EXERCISE DETAILS
Report every line below that holds the word "NaCl".

— Start of DATA ROWS —

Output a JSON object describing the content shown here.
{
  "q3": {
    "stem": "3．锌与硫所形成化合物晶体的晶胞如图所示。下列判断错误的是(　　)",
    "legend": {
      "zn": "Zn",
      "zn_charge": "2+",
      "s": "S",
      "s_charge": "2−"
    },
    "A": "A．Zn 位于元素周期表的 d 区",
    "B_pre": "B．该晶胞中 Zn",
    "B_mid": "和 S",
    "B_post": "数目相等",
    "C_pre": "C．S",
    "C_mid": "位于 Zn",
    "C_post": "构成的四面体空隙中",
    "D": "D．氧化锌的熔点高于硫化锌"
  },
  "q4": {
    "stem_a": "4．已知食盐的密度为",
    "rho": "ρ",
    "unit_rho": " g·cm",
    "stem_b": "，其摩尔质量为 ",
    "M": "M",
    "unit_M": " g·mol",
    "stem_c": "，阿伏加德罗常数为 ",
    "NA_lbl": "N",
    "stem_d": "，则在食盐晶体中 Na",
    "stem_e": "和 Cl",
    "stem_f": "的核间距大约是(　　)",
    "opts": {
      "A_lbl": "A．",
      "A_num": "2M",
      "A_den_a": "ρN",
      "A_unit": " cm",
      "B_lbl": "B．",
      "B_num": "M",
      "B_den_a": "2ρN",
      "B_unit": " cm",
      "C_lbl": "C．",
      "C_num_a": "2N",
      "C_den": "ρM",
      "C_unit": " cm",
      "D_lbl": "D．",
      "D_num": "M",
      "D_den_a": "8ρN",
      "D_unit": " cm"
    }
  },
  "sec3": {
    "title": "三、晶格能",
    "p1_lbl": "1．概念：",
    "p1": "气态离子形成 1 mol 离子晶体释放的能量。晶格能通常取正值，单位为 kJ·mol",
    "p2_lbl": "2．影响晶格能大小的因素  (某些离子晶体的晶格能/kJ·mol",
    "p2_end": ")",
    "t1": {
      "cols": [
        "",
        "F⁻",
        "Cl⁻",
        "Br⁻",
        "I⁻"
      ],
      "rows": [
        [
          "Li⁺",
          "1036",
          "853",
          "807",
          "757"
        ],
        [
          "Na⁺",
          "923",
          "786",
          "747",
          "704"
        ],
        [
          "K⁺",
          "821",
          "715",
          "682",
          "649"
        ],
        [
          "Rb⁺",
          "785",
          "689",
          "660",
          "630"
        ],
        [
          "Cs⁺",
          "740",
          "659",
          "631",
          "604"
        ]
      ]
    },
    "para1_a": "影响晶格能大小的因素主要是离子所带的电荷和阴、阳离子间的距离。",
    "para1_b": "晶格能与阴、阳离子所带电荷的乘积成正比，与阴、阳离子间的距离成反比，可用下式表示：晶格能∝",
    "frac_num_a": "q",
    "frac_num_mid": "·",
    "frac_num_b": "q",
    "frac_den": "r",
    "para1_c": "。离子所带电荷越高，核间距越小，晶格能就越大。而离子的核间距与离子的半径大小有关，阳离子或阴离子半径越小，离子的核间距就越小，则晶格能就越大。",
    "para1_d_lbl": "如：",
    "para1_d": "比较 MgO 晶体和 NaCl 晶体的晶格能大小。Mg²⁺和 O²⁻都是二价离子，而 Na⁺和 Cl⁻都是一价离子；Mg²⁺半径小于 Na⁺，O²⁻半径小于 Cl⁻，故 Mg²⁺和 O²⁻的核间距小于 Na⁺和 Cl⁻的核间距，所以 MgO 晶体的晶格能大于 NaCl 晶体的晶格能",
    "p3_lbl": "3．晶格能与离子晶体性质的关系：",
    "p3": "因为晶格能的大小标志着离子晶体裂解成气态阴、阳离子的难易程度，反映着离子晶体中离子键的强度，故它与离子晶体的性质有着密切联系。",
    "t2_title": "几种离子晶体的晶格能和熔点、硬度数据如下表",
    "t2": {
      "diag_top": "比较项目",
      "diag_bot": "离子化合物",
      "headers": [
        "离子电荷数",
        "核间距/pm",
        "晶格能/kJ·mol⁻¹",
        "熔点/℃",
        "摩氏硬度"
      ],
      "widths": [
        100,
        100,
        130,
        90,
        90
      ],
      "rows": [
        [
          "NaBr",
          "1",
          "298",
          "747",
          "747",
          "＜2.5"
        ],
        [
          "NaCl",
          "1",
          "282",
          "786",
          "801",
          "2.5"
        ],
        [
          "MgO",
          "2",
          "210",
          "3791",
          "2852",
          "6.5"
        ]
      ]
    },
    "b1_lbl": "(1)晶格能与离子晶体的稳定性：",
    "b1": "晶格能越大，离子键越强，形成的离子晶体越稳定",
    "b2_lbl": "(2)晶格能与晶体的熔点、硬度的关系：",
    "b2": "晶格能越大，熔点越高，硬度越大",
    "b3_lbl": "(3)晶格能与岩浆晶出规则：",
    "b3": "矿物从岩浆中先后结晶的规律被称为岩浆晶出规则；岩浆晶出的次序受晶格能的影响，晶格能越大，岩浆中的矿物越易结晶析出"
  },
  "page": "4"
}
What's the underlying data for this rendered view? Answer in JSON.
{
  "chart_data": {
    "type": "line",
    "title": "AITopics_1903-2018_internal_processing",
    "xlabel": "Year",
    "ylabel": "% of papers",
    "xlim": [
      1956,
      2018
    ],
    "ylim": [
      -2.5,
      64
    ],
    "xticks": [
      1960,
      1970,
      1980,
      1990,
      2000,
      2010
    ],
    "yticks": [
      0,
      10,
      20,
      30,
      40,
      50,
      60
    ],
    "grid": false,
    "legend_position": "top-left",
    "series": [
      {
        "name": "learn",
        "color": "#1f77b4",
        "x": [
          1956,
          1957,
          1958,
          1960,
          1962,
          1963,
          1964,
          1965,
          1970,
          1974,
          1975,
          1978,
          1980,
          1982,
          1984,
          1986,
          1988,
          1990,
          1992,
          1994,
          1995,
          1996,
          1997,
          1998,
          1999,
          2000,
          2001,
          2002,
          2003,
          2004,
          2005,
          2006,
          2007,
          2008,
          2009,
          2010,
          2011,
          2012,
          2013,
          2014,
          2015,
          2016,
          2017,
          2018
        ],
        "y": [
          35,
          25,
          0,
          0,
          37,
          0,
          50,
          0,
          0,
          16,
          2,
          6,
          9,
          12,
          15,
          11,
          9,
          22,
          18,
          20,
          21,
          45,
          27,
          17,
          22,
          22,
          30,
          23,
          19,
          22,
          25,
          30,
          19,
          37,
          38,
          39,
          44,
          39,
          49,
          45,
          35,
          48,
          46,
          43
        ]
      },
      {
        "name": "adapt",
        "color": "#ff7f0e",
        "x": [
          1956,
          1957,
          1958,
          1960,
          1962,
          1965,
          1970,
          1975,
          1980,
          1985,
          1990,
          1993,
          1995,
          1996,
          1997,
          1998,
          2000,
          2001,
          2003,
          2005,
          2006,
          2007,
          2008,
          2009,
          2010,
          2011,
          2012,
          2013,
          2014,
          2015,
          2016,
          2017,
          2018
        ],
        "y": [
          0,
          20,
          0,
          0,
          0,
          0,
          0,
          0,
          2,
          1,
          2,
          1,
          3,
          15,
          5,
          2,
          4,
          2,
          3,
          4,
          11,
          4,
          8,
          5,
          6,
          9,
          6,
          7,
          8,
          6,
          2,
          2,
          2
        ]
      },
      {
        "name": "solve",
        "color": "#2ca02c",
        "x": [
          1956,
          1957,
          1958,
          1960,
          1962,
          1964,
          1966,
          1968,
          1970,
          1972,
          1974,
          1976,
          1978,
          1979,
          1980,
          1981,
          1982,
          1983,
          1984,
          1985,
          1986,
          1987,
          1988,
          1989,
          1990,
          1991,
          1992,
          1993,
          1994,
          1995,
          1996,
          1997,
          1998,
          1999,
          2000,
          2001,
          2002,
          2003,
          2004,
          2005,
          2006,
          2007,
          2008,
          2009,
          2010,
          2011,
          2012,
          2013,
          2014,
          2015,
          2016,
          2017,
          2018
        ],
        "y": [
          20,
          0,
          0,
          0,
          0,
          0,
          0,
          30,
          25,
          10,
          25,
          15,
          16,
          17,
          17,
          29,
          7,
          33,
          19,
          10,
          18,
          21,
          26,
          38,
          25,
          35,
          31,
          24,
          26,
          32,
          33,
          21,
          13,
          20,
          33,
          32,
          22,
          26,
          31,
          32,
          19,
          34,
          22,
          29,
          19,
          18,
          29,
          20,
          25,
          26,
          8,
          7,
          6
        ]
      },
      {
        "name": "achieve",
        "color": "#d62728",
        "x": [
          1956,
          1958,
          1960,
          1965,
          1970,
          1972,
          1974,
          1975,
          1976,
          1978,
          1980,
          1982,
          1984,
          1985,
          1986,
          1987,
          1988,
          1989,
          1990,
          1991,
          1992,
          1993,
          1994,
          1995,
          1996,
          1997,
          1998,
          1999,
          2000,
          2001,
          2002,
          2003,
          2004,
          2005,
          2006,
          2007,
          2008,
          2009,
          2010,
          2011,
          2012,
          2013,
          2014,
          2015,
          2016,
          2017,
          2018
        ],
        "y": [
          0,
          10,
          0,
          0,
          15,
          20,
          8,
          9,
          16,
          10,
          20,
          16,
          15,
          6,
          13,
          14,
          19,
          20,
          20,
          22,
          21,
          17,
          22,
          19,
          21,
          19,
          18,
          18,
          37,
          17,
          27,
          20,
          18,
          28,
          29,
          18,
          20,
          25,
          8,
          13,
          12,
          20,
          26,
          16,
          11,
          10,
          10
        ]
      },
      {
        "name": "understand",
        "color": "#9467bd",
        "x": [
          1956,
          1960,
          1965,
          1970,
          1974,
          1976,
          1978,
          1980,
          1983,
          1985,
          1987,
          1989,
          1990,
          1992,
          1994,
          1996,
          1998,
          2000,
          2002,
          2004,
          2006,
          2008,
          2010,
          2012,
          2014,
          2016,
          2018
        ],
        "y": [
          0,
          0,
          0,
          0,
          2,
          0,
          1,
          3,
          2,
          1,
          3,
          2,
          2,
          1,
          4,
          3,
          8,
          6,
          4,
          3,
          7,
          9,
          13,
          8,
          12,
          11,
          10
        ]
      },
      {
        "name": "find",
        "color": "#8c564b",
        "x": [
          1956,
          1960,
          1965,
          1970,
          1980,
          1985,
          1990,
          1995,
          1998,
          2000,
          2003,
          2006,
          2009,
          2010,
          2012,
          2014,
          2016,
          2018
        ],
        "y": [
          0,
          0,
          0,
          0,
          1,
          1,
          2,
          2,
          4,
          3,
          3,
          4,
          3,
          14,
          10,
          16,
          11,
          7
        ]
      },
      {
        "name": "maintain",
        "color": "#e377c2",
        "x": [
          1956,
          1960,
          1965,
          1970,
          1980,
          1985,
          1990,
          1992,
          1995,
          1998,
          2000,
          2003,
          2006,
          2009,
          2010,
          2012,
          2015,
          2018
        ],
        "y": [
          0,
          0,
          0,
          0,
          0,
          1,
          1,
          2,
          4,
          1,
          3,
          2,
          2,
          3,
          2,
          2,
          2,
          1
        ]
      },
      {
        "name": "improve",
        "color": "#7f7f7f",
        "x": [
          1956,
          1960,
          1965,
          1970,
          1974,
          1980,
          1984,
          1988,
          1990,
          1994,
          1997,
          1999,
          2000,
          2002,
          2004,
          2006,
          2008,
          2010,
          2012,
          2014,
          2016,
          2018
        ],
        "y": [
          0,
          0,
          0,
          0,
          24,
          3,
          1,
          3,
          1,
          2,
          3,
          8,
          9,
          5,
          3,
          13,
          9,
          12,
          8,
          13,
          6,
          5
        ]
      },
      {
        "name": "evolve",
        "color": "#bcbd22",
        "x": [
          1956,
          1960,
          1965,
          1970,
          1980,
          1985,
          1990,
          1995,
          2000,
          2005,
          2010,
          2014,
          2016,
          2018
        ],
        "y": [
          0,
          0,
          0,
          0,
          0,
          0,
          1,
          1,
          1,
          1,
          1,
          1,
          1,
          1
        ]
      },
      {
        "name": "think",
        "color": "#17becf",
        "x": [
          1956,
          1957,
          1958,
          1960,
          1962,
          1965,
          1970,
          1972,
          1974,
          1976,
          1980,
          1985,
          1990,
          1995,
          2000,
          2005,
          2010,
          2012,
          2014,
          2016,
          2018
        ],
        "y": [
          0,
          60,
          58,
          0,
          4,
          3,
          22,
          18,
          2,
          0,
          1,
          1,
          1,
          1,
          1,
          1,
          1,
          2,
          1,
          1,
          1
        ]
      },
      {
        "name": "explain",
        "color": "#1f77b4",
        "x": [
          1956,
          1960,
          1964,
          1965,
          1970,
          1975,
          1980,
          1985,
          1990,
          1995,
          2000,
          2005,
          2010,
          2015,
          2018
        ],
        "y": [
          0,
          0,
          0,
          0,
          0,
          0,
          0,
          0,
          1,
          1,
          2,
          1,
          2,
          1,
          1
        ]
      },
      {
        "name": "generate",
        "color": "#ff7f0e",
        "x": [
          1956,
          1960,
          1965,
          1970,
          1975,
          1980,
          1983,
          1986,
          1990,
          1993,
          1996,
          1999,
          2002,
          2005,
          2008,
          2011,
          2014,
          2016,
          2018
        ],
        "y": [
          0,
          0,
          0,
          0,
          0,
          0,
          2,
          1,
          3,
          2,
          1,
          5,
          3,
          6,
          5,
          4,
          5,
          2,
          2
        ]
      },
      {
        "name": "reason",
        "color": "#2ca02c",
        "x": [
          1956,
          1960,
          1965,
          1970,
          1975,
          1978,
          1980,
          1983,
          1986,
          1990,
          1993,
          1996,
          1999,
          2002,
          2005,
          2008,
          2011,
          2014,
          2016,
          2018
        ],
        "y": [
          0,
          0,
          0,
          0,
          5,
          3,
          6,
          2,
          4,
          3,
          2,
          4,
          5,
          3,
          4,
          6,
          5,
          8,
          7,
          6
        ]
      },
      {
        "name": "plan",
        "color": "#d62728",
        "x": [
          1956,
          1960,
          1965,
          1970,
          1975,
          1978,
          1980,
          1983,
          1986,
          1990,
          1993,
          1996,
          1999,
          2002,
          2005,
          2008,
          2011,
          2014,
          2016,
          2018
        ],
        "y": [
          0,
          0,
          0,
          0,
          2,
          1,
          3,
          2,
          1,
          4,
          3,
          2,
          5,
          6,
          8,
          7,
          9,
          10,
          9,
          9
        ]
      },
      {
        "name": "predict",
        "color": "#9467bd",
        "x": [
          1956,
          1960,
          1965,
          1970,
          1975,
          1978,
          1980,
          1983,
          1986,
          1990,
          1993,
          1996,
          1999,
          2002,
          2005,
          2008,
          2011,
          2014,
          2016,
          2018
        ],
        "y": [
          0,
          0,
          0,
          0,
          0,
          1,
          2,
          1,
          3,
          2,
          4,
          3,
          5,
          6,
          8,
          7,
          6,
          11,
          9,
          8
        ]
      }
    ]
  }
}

— End of DATA ROWS —

SOLUTION FOR THIS PROBLEM
    "para1_d": "比较 MgO 晶体和 NaCl 晶体的晶格能大小。Mg²⁺和 O²⁻都是二价离子，而 Na⁺和 Cl⁻都是一价离子；Mg²⁺半径小于 Na⁺，O²⁻半径小于 Cl⁻，故 Mg²⁺和 O²⁻的核间距小于 Na⁺和 Cl⁻的核间距，所以 MgO 晶体的晶格能大于 NaCl 晶体的晶格能",
          "NaCl",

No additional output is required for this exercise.